◆ **Task instructions**: Your task is to extract every entry that follows word for word while excluding the pictures.

◆ **Rows**:
▬▬▬

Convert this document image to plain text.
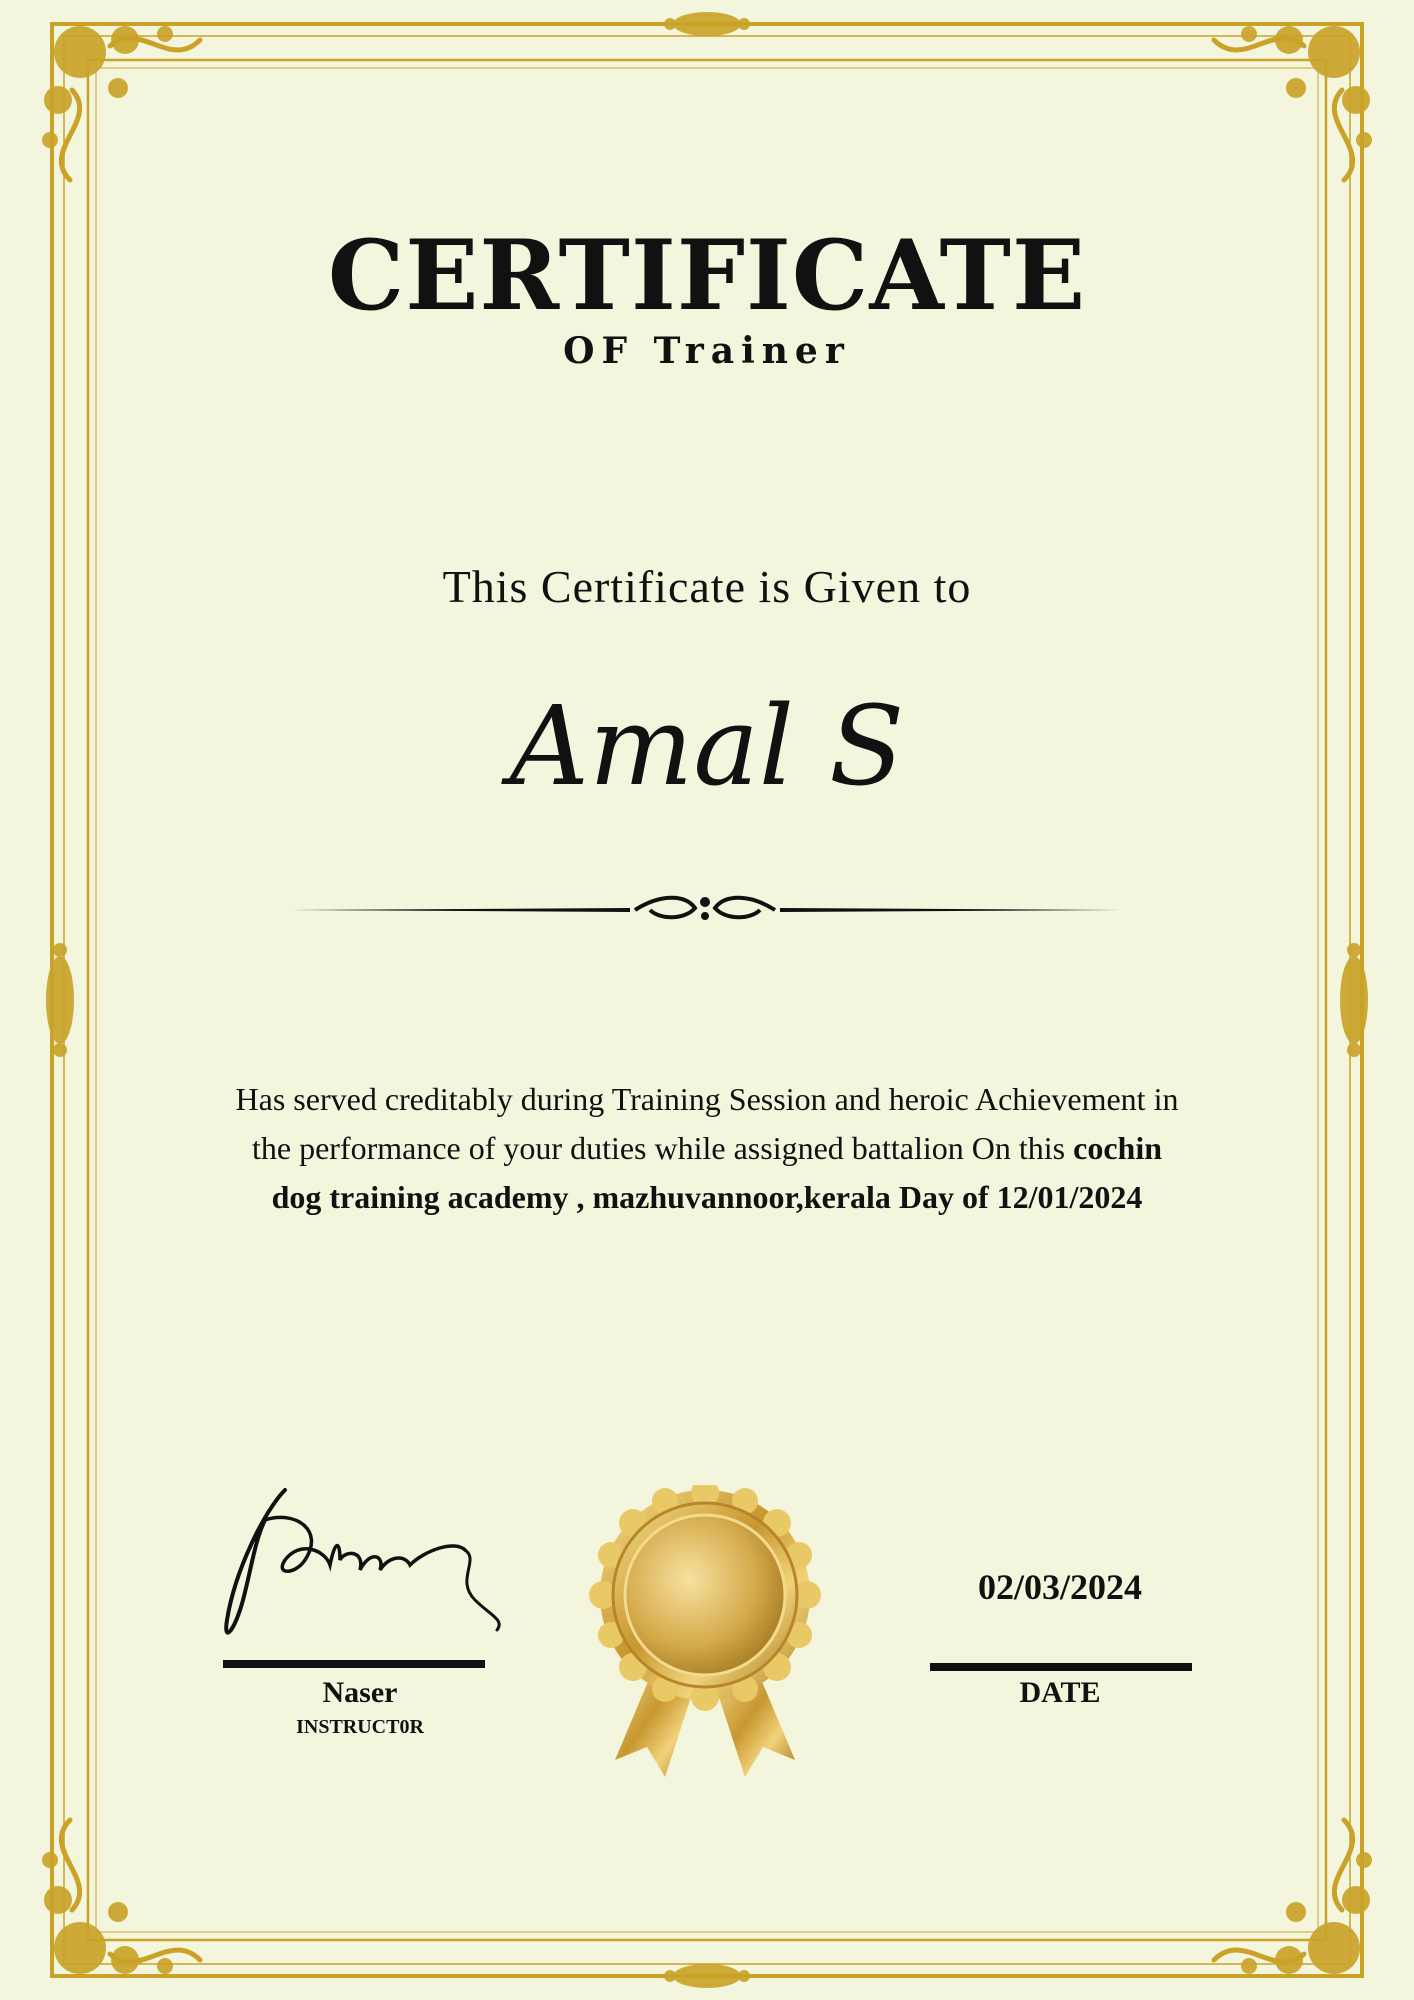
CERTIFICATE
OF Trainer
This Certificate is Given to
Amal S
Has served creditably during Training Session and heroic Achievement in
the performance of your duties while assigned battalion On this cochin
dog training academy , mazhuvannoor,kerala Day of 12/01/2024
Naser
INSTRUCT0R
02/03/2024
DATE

▬▬▬

◆ **Solution below**:
Convert this document image to plain text.
CERTIFICATE
OF Trainer
This Certificate is Given to
Amal S
Has served creditably during Training Session and heroic Achievement in
the performance of your duties while assigned battalion On this cochin
dog training academy , mazhuvannoor,kerala Day of 12/01/2024
Naser
INSTRUCT0R
02/03/2024
DATE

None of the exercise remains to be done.